━━━ MATERIALS PROVIDED
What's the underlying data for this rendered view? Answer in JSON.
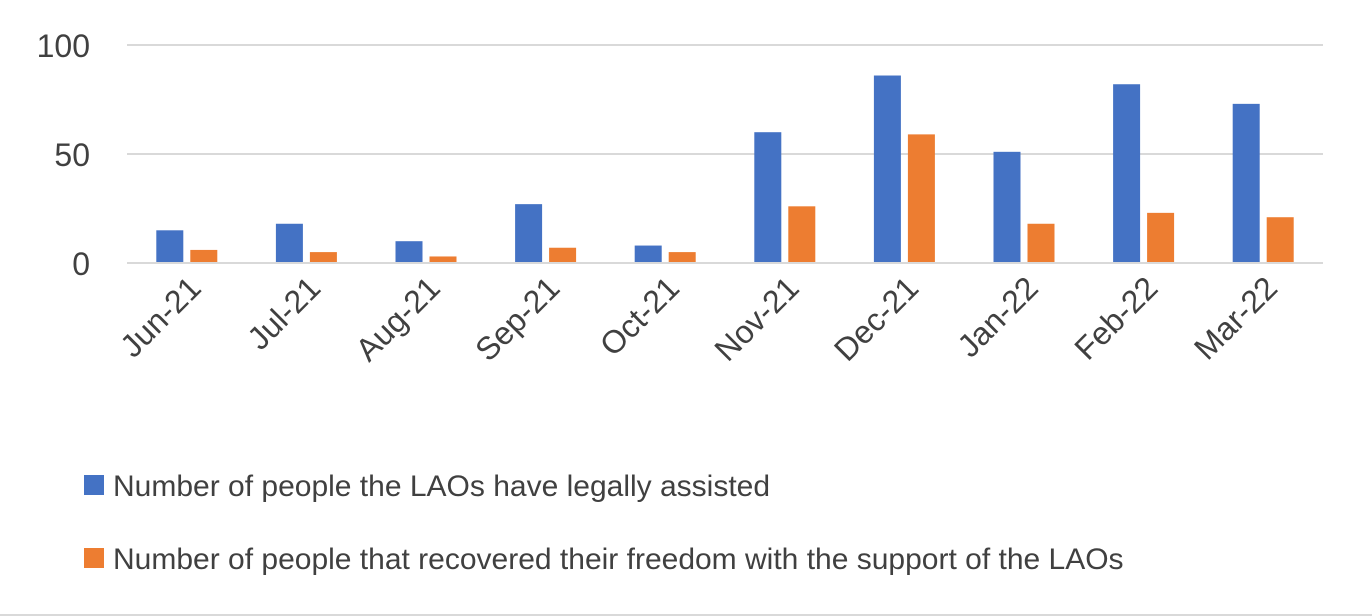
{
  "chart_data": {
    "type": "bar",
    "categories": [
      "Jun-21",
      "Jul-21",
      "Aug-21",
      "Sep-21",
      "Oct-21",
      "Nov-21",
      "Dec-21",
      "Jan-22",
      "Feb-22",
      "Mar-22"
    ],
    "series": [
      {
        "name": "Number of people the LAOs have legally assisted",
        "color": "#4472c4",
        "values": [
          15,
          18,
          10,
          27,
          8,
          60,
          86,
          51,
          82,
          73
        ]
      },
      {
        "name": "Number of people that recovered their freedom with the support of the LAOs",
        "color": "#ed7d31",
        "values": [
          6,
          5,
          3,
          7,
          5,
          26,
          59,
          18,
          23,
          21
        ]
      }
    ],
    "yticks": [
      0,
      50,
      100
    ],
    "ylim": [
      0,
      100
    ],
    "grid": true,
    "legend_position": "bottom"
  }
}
━━━━━━
Every entry above should be duplicated exactly. Do not include the images.

REPLY -
What's the underlying data for this rendered view? Answer in JSON.
{
  "chart_data": {
    "type": "bar",
    "categories": [
      "Jun-21",
      "Jul-21",
      "Aug-21",
      "Sep-21",
      "Oct-21",
      "Nov-21",
      "Dec-21",
      "Jan-22",
      "Feb-22",
      "Mar-22"
    ],
    "series": [
      {
        "name": "Number of people the LAOs have legally assisted",
        "color": "#4472c4",
        "values": [
          15,
          18,
          10,
          27,
          8,
          60,
          86,
          51,
          82,
          73
        ]
      },
      {
        "name": "Number of people that recovered their freedom with the support of the LAOs",
        "color": "#ed7d31",
        "values": [
          6,
          5,
          3,
          7,
          5,
          26,
          59,
          18,
          23,
          21
        ]
      }
    ],
    "yticks": [
      0,
      50,
      100
    ],
    "ylim": [
      0,
      100
    ],
    "grid": true,
    "legend_position": "bottom"
  }
}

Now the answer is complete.